▸ **TASK**
Below are some entries. Copy each line that holds the string "Private".

--- start ---

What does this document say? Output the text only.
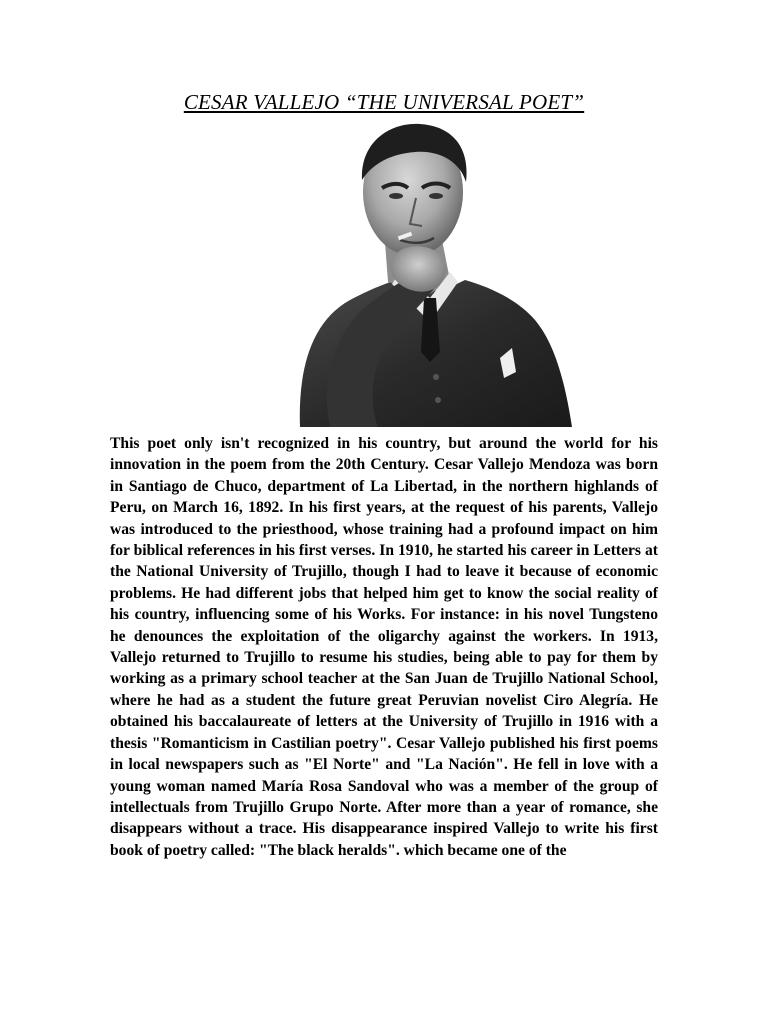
CESAR VALLEJO “THE UNIVERSAL POET”

This poet only isn't recognized in his country, but around the world for his innovation in the poem from the 20th Century. Cesar Vallejo Mendoza was born in Santiago de Chuco, department of La Libertad, in the northern highlands of Peru, on March 16, 1892. In his first years, at the request of his parents, Vallejo was introduced to the priesthood, whose training had a profound impact on him for biblical references in his first verses. In 1910, he started his career in Letters at the National University of Trujillo, though I had to leave it because of economic problems. He had different jobs that helped him get to know the social reality of his country, influencing some of his Works. For instance: in his novel Tungsteno he denounces the exploitation of the oligarchy against the workers. In 1913, Vallejo returned to Trujillo to resume his studies, being able to pay for them by working as a primary school teacher at the San Juan de Trujillo National School, where he had as a student the future great Peruvian novelist Ciro Alegría. He obtained his baccalaureate of letters at the University of Trujillo in 1916 with a thesis "Romanticism in Castilian poetry". Cesar Vallejo published his first poems in local newspapers such as "El Norte" and "La Nación". He fell in love with a young woman named María Rosa Sandoval who was a member of the group of intellectuals from Trujillo Grupo Norte. After more than a year of romance, she disappears without a trace. His disappearance inspired Vallejo to write his first book of poetry called: "The black heralds". which became one of the
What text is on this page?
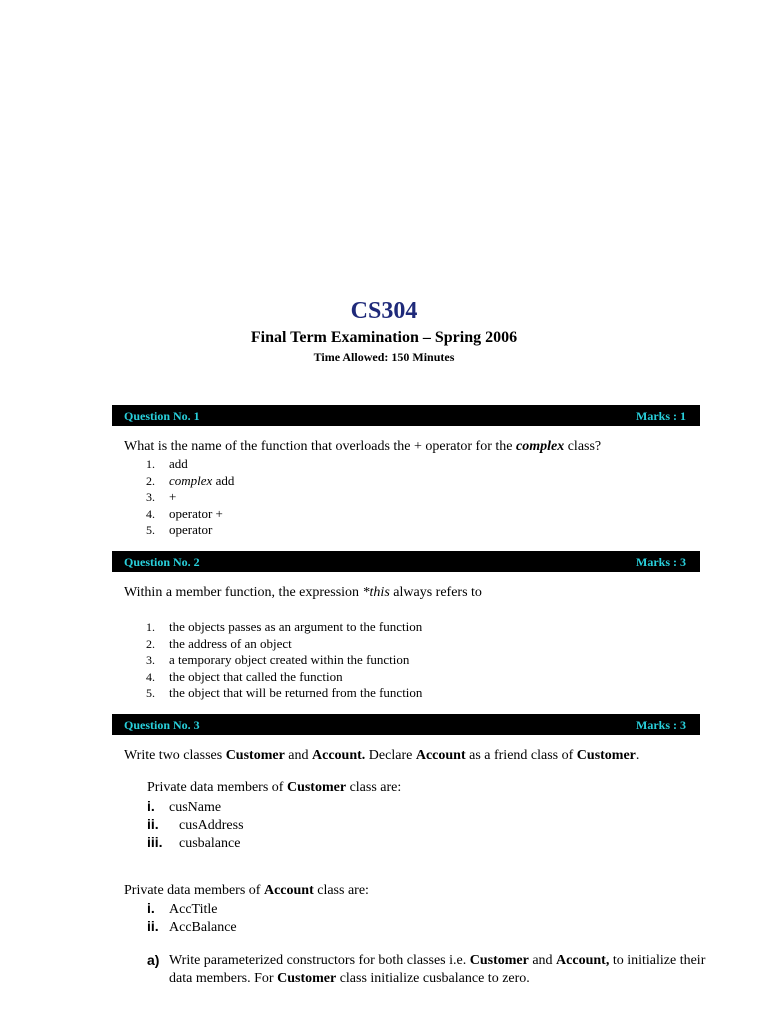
CS304
Final Term Examination – Spring 2006
Time Allowed: 150 Minutes
Question No. 1	Marks : 1
What is the name of the function that overloads the + operator for the complex class?
1. add
2. complex add
3. +
4. operator +
5. operator
Question No. 2	Marks : 3
Within a member function, the expression *this always refers to
1. the objects passes as an argument to the function
2. the address of an object
3. a temporary object created within the function
4. the object that called the function
5. the object that will be returned from the function
Question No. 3	Marks : 3
Write two classes Customer and Account. Declare Account as a friend class of Customer.
Private data members of Customer class are:
i. cusName
ii. cusAddress
iii. cusbalance
Private data members of Account class are:
i. AccTitle
ii. AccBalance
a) Write parameterized constructors for both classes i.e. Customer and Account, to initialize their data members. For Customer class initialize cusbalance to zero.
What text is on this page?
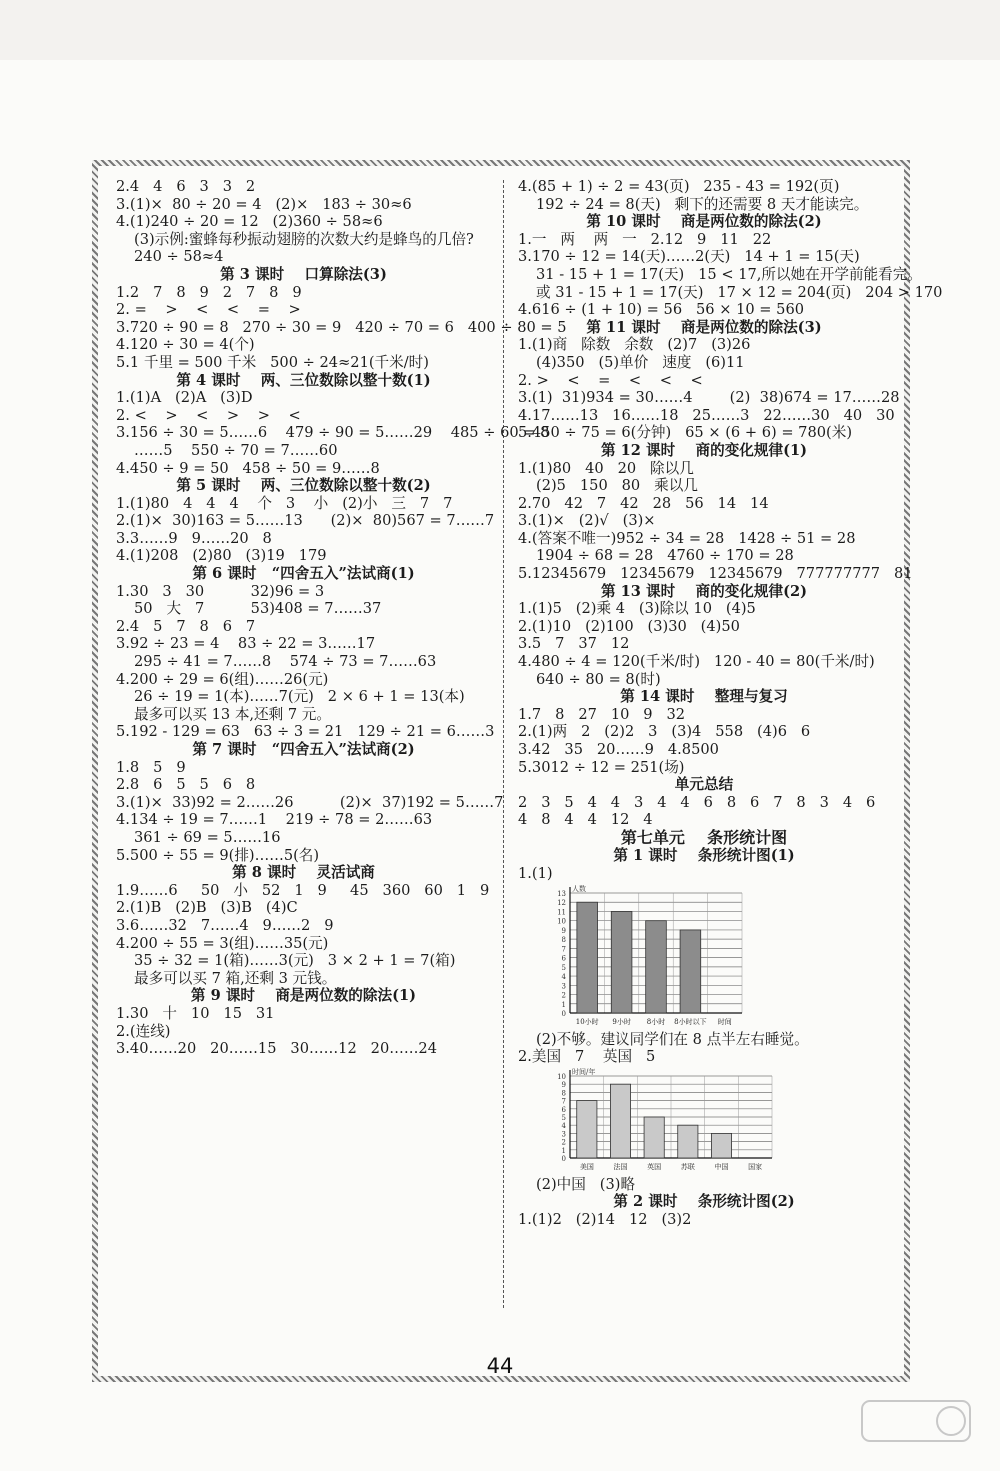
2.4   4   6   3   3   2
3.(1)×  80 ÷ 20 = 4   (2)×   183 ÷ 30≈6
4.(1)240 ÷ 20 = 12   (2)360 ÷ 58≈6
(3)示例:蜜蜂每秒振动翅膀的次数大约是蜂鸟的几倍?
240 ÷ 58≈4
第 3 课时    口算除法(3)
1.2   7   8   9   2   7   8   9
2. =    >    <    <    =    >
3.720 ÷ 90 = 8   270 ÷ 30 = 9   420 ÷ 70 = 6   400 ÷ 80 = 5
4.120 ÷ 30 = 4(个)
5.1 千里 = 500 千米   500 ÷ 24≈21(千米/时)
第 4 课时    两、三位数除以整十数(1)
1.(1)A   (2)A   (3)D
2. <    >    <    >    >    <
3.156 ÷ 30 = 5……6    479 ÷ 90 = 5……29    485 ÷ 60 = 8
……5    550 ÷ 70 = 7……60
4.450 ÷ 9 = 50   458 ÷ 50 = 9……8
第 5 课时    两、三位数除以整十数(2)
1.(1)80   4   4   4    个   3    小   (2)小   三   7   7
2.(1)×  30)163 = 5……13      (2)×  80)567 = 7……7
3.3……9   9……20   8
4.(1)208   (2)80   (3)19   179
第 6 课时   “四舍五入”法试商(1)
1.30   3   30          32)96 = 3
50   大   7          53)408 = 7……37
2.4   5   7   8   6   7
3.92 ÷ 23 = 4    83 ÷ 22 = 3……17
295 ÷ 41 = 7……8    574 ÷ 73 = 7……63
4.200 ÷ 29 = 6(组)……26(元)
26 ÷ 19 = 1(本)……7(元)   2 × 6 + 1 = 13(本)
最多可以买 13 本,还剩 7 元。
5.192 - 129 = 63   63 ÷ 3 = 21   129 ÷ 21 = 6……3
第 7 课时   “四舍五入”法试商(2)
1.8   5   9
2.8   6   5   5   6   8
3.(1)×  33)92 = 2……26          (2)×  37)192 = 5……7
4.134 ÷ 19 = 7……1    219 ÷ 78 = 2……63
361 ÷ 69 = 5……16
5.500 ÷ 55 = 9(排)……5(名)
第 8 课时    灵活试商
1.9……6     50   小   52   1   9     45   360   60   1   9
2.(1)B   (2)B   (3)B   (4)C
3.6……32   7……4   9……2   9
4.200 ÷ 55 = 3(组)……35(元)
35 ÷ 32 = 1(箱)……3(元)   3 × 2 + 1 = 7(箱)
最多可以买 7 箱,还剩 3 元钱。
第 9 课时    商是两位数的除法(1)
1.30   十   10   15   31
2.(连线)
3.40……20   20……15   30……12   20……24
4.(85 + 1) ÷ 2 = 43(页)   235 - 43 = 192(页)
192 ÷ 24 = 8(天)   剩下的还需要 8 天才能读完。
第 10 课时    商是两位数的除法(2)
1.一   两    两   一   2.12   9   11   22
3.170 ÷ 12 = 14(天)……2(天)   14 + 1 = 15(天)
31 - 15 + 1 = 17(天)   15 < 17,所以她在开学前能看完。
或 31 - 15 + 1 = 17(天)   17 × 12 = 204(页)   204 > 170
4.616 ÷ (1 + 10) = 56   56 × 10 = 560
第 11 课时    商是两位数的除法(3)
1.(1)商   除数   余数   (2)7   (3)26
(4)350   (5)单价   速度   (6)11
2. >    <    =    <    <    <
3.(1)  31)934 = 30……4        (2)  38)674 = 17……28
4.17……13   16……18   25……3   22……30   40   30
5.450 ÷ 75 = 6(分钟)   65 × (6 + 6) = 780(米)
第 12 课时    商的变化规律(1)
1.(1)80   40   20   除以几
(2)5   150   80   乘以几
2.70   42   7   42   28   56   14   14
3.(1)×   (2)√   (3)×
4.(答案不唯一)952 ÷ 34 = 28   1428 ÷ 51 = 28
1904 ÷ 68 = 28   4760 ÷ 170 = 28
5.12345679   12345679   12345679   777777777   81
第 13 课时    商的变化规律(2)
1.(1)5   (2)乘 4   (3)除以 10   (4)5
2.(1)10   (2)100   (3)30   (4)50
3.5   7   37   12
4.480 ÷ 4 = 120(千米/时)   120 - 40 = 80(千米/时)
640 ÷ 80 = 8(时)
第 14 课时    整理与复习
1.7   8   27   10   9   32
2.(1)两   2   (2)2   3   (3)4   558   (4)6   6
3.42   35   20……9   4.8500
5.3012 ÷ 12 = 251(场)
单元总结
2   3   5   4   4   3   4   4   6   8   6   7   8   3   4   6
4   8   4   4   12   4
第七单元    条形统计图
第 1 课时    条形统计图(1)
1.(1)
0
1
2
3
4
5
6
7
8
9
10
11
12
13
人数
10小时 9小时 8小时 8小时以下 时间
(2)不够。建议同学们在 8 点半左右睡觉。
2.美国   7    英国   5
0
1
2
3
4
5
6
7
8
9
10
时间/年
美国	法国	英国	苏联	中国	国家
(2)中国   (3)略
第 2 课时    条形统计图(2)
1.(1)2   (2)14   12   (3)2
44
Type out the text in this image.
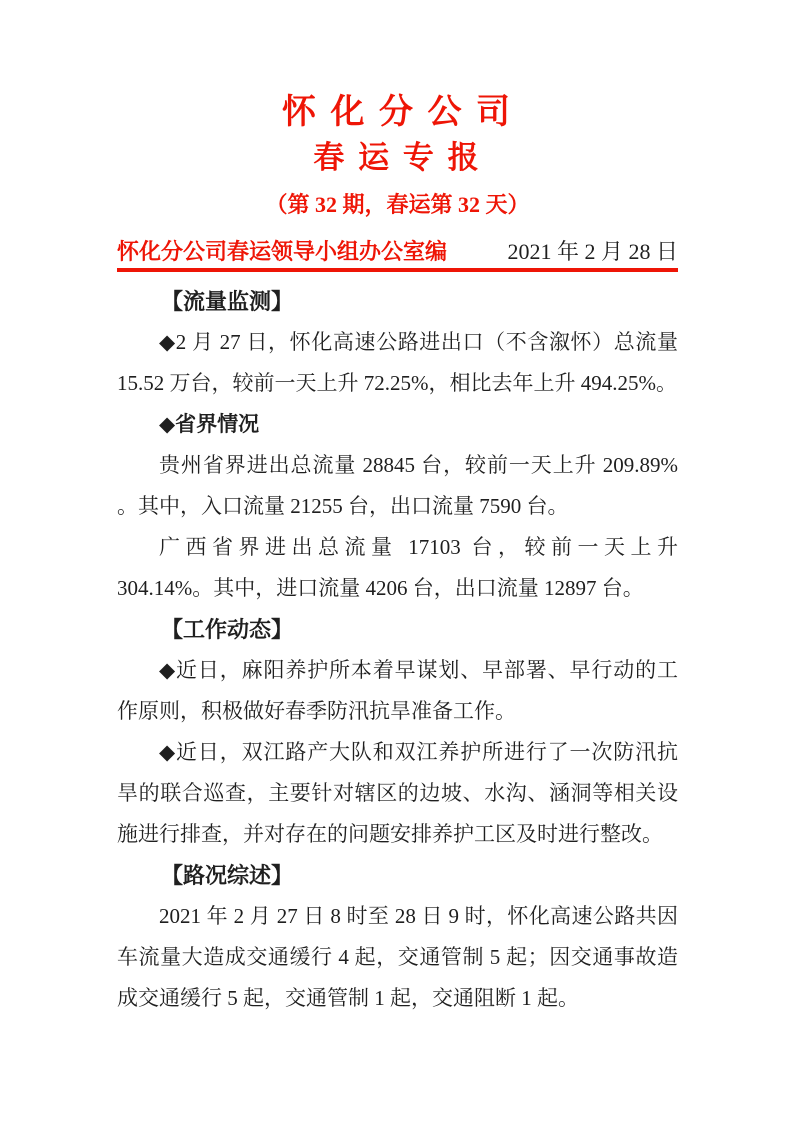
怀 化 分 公 司
春 运 专 报
（第 32 期，春运第 32 天）
怀化分公司春运领导小组办公室编	2021 年 2 月 28 日
【流量监测】

◆2 月 27 日，怀化高速公路进出口（不含溆怀）总流量 15.52 万台，较前一天上升 72.25%，相比去年上升 494.25%。

◆省界情况

贵州省界进出总流量 28845 台，较前一天上升 209.89% 。其中，入口流量 21255 台，出口流量 7590 台。

广西省界进出总流量 17103 台，较前一天上升 304.14%。其中，进口流量 4206 台，出口流量 12897 台。

【工作动态】

◆近日，麻阳养护所本着早谋划、早部署、早行动的工作原则，积极做好春季防汛抗旱准备工作。

◆近日，双江路产大队和双江养护所进行了一次防汛抗旱的联合巡查，主要针对辖区的边坡、水沟、涵洞等相关设施进行排查，并对存在的问题安排养护工区及时进行整改。

【路况综述】

2021 年 2 月 27 日 8 时至 28 日 9 时，怀化高速公路共因车流量大造成交通缓行 4 起，交通管制 5 起；因交通事故造成交通缓行 5 起，交通管制 1 起，交通阻断 1 起。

--- end ---

▸ **FINAL RESULT**
Private data members of Customer class are:
Private data members of Account class are:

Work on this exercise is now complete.